** BEGIN **

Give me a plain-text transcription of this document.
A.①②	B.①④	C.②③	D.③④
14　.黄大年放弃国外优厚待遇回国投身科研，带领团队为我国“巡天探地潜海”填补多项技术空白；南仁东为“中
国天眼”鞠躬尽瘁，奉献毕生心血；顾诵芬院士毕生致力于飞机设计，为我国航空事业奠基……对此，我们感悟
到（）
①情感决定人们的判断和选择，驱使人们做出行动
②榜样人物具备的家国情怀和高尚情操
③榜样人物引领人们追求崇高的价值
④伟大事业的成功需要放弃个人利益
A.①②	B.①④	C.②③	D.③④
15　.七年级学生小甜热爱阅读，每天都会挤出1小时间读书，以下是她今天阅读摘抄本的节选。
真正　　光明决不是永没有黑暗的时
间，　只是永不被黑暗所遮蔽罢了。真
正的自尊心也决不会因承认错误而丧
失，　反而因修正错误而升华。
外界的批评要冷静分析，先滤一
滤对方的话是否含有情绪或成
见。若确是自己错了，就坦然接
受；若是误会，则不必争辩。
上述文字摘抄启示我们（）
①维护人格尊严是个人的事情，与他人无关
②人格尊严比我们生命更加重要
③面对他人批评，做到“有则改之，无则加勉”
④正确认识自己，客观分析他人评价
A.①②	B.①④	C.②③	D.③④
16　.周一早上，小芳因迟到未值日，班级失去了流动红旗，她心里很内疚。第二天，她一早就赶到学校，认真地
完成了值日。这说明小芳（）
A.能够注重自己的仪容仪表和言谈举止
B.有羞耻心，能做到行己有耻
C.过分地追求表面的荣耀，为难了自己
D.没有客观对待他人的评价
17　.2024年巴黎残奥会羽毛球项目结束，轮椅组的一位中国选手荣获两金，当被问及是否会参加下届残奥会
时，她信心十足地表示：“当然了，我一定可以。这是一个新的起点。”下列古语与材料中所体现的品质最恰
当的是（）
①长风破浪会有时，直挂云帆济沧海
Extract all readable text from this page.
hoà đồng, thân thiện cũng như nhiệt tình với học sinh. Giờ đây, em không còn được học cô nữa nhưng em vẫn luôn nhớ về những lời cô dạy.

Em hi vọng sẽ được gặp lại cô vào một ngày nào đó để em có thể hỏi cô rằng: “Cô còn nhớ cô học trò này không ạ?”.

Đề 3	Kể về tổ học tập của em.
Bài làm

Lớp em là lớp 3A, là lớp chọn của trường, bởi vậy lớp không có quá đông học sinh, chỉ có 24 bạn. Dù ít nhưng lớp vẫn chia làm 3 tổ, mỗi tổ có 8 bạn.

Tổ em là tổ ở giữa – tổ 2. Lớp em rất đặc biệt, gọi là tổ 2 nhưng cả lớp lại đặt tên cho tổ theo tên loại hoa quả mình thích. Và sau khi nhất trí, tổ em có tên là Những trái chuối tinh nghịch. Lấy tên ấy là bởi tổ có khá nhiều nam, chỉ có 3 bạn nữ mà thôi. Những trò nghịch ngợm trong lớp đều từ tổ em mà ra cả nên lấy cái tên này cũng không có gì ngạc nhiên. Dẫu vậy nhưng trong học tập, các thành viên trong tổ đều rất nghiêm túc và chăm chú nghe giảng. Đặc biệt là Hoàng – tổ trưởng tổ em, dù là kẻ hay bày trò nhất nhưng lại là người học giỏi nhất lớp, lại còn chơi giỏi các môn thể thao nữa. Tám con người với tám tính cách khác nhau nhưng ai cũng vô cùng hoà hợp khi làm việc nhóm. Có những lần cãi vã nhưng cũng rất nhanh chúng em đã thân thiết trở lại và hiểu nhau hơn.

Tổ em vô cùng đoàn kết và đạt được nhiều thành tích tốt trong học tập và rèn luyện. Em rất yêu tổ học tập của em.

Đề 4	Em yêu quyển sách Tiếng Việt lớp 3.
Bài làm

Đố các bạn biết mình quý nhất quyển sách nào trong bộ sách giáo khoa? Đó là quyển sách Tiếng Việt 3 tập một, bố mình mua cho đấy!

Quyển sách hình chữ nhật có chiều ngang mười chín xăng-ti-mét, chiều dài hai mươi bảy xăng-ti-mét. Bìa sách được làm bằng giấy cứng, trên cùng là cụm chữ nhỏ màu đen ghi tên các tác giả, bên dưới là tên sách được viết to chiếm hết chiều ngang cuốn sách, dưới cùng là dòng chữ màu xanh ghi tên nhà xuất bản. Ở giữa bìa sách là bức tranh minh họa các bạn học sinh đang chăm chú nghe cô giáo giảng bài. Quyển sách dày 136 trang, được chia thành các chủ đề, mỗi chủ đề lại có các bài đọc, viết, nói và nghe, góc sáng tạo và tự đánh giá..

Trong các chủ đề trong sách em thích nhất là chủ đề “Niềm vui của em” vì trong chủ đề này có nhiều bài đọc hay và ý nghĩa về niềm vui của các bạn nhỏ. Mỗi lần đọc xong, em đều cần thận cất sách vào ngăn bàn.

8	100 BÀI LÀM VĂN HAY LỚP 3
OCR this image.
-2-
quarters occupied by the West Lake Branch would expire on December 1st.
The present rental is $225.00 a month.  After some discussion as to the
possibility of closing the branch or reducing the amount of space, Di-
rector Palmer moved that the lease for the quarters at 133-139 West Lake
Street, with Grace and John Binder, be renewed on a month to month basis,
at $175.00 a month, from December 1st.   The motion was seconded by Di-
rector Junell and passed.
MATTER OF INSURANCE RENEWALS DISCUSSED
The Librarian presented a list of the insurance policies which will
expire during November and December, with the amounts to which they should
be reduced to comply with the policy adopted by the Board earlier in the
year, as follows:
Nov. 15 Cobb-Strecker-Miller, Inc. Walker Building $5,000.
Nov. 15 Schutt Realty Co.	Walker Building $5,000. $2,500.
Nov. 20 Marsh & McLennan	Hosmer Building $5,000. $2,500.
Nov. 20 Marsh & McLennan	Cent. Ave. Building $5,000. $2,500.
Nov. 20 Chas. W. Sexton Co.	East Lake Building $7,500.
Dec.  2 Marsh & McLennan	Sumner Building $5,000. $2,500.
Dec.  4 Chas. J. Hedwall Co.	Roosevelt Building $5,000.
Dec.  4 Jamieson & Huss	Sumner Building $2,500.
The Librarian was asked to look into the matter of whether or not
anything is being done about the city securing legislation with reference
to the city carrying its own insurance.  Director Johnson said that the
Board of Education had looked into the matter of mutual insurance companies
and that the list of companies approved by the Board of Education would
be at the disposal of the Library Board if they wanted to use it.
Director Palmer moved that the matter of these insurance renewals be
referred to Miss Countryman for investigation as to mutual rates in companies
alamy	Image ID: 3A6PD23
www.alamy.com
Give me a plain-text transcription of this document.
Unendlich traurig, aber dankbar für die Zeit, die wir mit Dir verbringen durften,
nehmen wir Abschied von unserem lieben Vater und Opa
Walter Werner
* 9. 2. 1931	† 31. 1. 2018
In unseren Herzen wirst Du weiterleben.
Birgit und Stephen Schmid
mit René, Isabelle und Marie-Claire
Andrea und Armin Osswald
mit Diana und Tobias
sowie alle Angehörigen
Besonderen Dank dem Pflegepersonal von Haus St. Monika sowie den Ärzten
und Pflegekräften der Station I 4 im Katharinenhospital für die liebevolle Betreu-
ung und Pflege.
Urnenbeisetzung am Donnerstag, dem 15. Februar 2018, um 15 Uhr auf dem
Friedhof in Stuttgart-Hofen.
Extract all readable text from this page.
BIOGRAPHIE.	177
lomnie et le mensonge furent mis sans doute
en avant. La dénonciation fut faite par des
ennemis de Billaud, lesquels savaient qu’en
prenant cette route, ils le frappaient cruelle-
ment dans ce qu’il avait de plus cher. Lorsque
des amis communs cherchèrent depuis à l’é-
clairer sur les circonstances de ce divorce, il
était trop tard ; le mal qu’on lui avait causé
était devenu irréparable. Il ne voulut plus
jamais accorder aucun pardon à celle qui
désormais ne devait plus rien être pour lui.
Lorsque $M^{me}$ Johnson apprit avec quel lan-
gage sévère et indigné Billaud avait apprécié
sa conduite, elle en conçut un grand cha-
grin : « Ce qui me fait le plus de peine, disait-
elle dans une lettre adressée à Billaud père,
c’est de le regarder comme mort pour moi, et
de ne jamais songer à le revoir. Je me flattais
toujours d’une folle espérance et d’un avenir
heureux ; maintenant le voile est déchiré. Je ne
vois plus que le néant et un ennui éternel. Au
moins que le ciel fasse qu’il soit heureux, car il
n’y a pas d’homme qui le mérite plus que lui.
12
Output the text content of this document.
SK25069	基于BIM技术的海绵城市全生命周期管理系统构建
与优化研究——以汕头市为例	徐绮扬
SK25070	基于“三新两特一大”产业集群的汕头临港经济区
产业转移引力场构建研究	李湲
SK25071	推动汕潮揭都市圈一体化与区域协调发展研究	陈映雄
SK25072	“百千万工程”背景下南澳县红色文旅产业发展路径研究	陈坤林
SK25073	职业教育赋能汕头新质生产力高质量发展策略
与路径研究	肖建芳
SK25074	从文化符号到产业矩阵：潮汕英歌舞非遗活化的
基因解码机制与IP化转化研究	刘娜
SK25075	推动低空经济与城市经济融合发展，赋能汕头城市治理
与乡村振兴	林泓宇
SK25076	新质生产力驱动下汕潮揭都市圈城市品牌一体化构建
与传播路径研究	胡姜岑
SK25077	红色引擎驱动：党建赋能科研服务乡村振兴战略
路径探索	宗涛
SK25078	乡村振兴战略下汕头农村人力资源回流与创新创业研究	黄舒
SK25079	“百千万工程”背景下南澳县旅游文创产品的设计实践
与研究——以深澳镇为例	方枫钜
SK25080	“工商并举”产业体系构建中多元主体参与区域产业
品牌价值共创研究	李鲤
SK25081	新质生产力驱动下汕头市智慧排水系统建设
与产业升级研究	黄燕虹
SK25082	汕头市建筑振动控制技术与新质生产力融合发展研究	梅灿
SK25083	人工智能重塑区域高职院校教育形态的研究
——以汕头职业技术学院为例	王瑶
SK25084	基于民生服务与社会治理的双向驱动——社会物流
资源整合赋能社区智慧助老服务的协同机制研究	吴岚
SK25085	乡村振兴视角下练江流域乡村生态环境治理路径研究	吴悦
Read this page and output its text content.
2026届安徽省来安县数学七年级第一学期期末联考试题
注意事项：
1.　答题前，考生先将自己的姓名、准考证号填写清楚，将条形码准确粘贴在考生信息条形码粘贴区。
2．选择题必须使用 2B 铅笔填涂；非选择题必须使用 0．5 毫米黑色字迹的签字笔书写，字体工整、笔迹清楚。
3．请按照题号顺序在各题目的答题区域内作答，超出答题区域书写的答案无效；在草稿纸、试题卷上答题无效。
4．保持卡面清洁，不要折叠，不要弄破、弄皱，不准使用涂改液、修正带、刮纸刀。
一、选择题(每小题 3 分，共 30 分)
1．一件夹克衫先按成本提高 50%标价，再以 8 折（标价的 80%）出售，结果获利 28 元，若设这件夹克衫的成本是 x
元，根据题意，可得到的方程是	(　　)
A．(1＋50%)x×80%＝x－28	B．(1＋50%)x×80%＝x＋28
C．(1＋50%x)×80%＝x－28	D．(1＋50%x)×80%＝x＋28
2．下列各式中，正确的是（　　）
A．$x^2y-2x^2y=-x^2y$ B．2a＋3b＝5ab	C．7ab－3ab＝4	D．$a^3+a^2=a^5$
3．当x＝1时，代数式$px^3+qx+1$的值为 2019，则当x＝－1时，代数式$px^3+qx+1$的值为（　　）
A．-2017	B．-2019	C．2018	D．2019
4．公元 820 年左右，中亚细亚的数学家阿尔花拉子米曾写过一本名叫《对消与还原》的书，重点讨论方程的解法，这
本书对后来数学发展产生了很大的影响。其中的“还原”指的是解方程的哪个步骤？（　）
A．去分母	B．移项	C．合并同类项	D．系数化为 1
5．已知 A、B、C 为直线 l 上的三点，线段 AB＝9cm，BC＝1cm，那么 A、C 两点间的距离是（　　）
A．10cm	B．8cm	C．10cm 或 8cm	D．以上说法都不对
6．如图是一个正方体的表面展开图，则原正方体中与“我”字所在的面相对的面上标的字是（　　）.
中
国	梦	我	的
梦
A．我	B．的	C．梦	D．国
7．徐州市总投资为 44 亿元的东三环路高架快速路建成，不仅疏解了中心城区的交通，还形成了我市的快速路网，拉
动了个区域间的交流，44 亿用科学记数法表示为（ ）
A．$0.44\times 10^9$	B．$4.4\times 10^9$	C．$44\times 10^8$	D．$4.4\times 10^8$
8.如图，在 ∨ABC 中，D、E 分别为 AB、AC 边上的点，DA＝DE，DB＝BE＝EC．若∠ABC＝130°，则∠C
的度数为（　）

** END **

### EXERCISE DIRECTIONS
In the records, locate each line holding the string "Lorsque" and copy it.

### EXERCISE RESPONSE
ment dans ce qu’il avait de plus cher. Lorsque
Lorsque $M^{me}$ Johnson apprit avec quel lan-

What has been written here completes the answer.